Task directions> Convert every line of the entries below into a Markdown table with the columns Row and Line, numbering the rows and skipping blank lines. Omit the pictures.

----

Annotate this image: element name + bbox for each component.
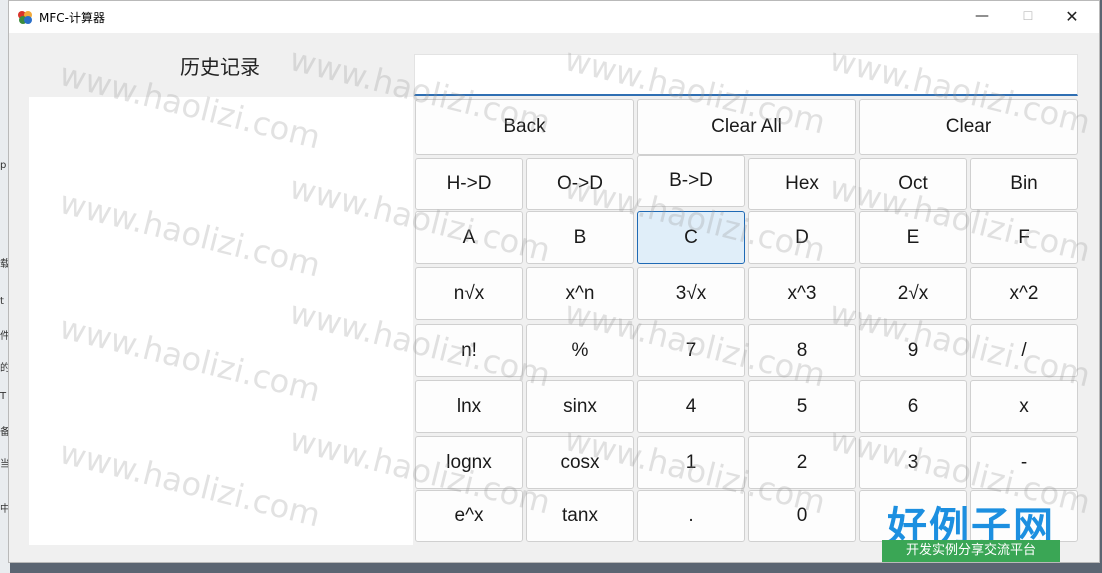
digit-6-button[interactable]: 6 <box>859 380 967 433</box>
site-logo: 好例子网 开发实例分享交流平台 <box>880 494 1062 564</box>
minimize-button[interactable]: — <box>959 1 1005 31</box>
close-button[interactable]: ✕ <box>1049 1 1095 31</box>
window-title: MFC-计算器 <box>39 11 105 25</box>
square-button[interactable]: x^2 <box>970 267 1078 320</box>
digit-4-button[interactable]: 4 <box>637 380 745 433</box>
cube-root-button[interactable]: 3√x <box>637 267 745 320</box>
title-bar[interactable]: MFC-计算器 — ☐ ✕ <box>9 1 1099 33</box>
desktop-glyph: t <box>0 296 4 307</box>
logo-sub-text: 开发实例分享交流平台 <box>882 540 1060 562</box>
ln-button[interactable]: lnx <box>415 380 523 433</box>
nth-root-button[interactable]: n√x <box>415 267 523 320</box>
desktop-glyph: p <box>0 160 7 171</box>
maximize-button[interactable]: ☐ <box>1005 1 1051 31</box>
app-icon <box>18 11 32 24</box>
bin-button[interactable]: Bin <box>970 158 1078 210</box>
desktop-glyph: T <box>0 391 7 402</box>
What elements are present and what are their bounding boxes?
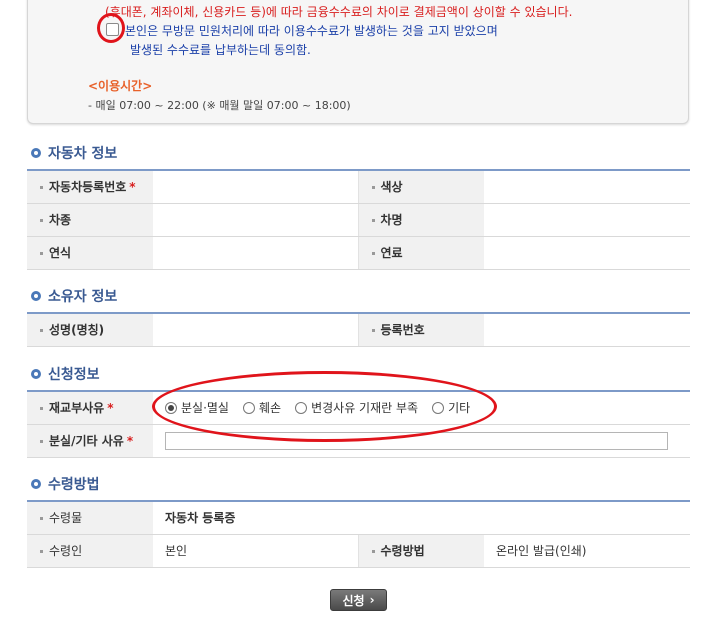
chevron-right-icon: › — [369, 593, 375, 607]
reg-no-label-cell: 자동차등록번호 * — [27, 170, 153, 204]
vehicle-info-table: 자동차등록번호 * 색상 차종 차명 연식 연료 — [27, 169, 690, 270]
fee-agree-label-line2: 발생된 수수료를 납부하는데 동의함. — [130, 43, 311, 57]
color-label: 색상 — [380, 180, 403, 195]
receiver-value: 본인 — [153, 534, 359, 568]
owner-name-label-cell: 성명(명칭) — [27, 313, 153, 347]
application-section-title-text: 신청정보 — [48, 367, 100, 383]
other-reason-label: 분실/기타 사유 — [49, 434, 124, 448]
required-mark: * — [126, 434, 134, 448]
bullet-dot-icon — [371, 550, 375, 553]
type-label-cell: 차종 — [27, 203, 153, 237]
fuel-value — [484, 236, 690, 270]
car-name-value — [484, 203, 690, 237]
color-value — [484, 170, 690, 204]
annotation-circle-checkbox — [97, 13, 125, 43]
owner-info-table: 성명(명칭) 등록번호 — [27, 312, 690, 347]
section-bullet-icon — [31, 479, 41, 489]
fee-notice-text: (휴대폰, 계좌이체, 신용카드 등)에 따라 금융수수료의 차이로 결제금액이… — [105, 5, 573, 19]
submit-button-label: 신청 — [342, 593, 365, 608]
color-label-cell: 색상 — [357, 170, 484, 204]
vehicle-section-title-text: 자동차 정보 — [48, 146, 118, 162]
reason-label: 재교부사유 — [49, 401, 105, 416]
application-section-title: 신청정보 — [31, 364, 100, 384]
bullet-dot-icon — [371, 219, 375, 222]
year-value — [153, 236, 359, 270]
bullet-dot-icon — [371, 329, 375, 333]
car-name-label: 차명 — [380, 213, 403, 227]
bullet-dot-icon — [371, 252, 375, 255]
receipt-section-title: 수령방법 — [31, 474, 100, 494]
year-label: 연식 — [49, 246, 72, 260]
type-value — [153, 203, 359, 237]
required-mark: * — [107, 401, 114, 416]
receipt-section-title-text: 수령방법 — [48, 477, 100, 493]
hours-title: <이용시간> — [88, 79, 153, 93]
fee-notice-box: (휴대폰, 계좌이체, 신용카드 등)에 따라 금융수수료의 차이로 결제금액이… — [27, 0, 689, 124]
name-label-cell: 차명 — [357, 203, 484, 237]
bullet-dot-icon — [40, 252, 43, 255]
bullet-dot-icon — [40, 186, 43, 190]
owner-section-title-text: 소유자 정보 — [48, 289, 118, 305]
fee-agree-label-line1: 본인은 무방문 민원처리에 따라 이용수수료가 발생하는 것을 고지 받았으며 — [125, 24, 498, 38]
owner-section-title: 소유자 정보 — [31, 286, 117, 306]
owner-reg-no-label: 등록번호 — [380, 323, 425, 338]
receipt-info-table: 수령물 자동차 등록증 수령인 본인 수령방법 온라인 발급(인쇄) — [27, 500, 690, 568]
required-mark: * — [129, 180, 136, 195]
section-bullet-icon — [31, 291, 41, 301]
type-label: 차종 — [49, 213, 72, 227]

----

Reply>
| Row | Line |
|---|---|
| 1 | Annotate this image: element name + bbox for each component. |
| 2 | digit-6-button[interactable]: 6 <box>859 380 967 433</box> |
| 3 | site-logo: 好例子网 开发实例分享交流平台 <box>880 494 1062 564</box> |
| 4 | minimize-button[interactable]: — <box>959 1 1005 31</box> |
| 5 | close-button[interactable]: ✕ <box>1049 1 1095 31</box> |
| 6 | window-title: MFC-计算器 <box>39 11 105 25</box> |
| 7 | square-button[interactable]: x^2 <box>970 267 1078 320</box> |
| 8 | digit-4-button[interactable]: 4 <box>637 380 745 433</box> |
| 9 | cube-root-button[interactable]: 3√x <box>637 267 745 320</box> |
| 10 | title-bar[interactable]: MFC-计算器 — ☐ ✕ <box>9 1 1099 33</box> |
| 11 | desktop-glyph: t <box>0 296 4 307</box> |
| 12 | logo-sub-text: 开发实例分享交流平台 <box>882 540 1060 562</box> |
| 13 | ln-button[interactable]: lnx <box>415 380 523 433</box> |
| 14 | nth-root-button[interactable]: n√x <box>415 267 523 320</box> |
| 15 | desktop-glyph: p <box>0 160 7 171</box> |
| 16 | maximize-button[interactable]: ☐ <box>1005 1 1051 31</box> |
| 17 | app-icon <box>18 11 32 24</box> |
| 18 | bin-button[interactable]: Bin <box>970 158 1078 210</box> |
| 19 | desktop-glyph: T <box>0 391 7 402</box> |
| 20 | What elements are present and what are their bounding boxes? |
| 21 | chevron-right-icon: › — [369, 593, 375, 607] |
| 22 | reg-no-label-cell: 자동차등록번호 * — [27, 170, 153, 204] |
| 23 | vehicle-info-table: 자동차등록번호 * 색상 차종 차명 연식 연료 — [27, 169, 690, 270] |
| 24 | fee-agree-label-line2: 발생된 수수료를 납부하는데 동의함. — [130, 43, 311, 57] |
| 25 | color-label: 색상 — [380, 180, 403, 195] |
| 26 | receiver-value: 본인 — [153, 534, 359, 568] |
| 27 | owner-name-label-cell: 성명(명칭) — [27, 313, 153, 347] |
| 28 | application-section-title-text: 신청정보 — [48, 367, 100, 383] |
| 29 | other-reason-label: 분실/기타 사유 — [49, 434, 124, 448] |
| 30 | required-mark: * — [126, 434, 134, 448] |
| 31 | bullet-dot-icon — [371, 550, 375, 553] |
| 32 | type-label-cell: 차종 — [27, 203, 153, 237] |
| 33 | fuel-value — [484, 236, 690, 270] |
| 34 | car-name-value — [484, 203, 690, 237] |
| 35 | color-value — [484, 170, 690, 204] |
| 36 | annotation-circle-checkbox — [97, 13, 125, 43] |
| 37 | owner-info-table: 성명(명칭) 등록번호 — [27, 312, 690, 347] |
| 38 | section-bullet-icon — [31, 479, 41, 489] |
| 39 | fee-notice-text: (휴대폰, 계좌이체, 신용카드 등)에 따라 금융수수료의 차이로 결제금액이… — [105, 5, 573, 19] |
| 40 | submit-button-label: 신청 — [342, 593, 365, 608] |
| 41 | color-label-cell: 색상 — [357, 170, 484, 204] |
| 42 | vehicle-section-title-text: 자동차 정보 — [48, 146, 118, 162] |
| 43 | reason-label: 재교부사유 — [49, 401, 105, 416] |
| 44 | application-section-title: 신청정보 — [31, 364, 100, 384] |
| 45 | bullet-dot-icon — [371, 219, 375, 222] |
| 46 | year-value — [153, 236, 359, 270] |
| 47 | bullet-dot-icon — [371, 329, 375, 333] |
| 48 | car-name-label: 차명 — [380, 213, 403, 227] |
| 49 | bullet-dot-icon — [371, 252, 375, 255] |
| 50 | receipt-section-title: 수령방법 — [31, 474, 100, 494] |
| 51 | year-label: 연식 — [49, 246, 72, 260] |
| 52 | type-value — [153, 203, 359, 237] |
| 53 | required-mark: * — [107, 401, 114, 416] |
| 54 | receipt-section-title-text: 수령방법 — [48, 477, 100, 493] |
| 55 | hours-title: <이용시간> — [88, 79, 153, 93] |
| 56 | fee-notice-box: (휴대폰, 계좌이체, 신용카드 등)에 따라 금융수수료의 차이로 결제금액이… — [27, 0, 689, 124] |
| 57 | name-label-cell: 차명 — [357, 203, 484, 237] |
| 58 | bullet-dot-icon — [40, 252, 43, 255] |
| 59 | bullet-dot-icon — [40, 186, 43, 190] |
| 60 | owner-section-title-text: 소유자 정보 — [48, 289, 118, 305] |
| 61 | fee-agree-label-line1: 본인은 무방문 민원처리에 따라 이용수수료가 발생하는 것을 고지 받았으며 — [125, 24, 498, 38] |
| 62 | owner-section-title: 소유자 정보 — [31, 286, 117, 306] |
| 63 | owner-reg-no-label: 등록번호 — [380, 323, 425, 338] |
| 64 | receipt-info-table: 수령물 자동차 등록증 수령인 본인 수령방법 온라인 발급(인쇄) — [27, 500, 690, 568] |
| 65 | required-mark: * — [129, 180, 136, 195] |
| 66 | section-bullet-icon — [31, 291, 41, 301] |
| 67 | type-label: 차종 — [49, 213, 72, 227] |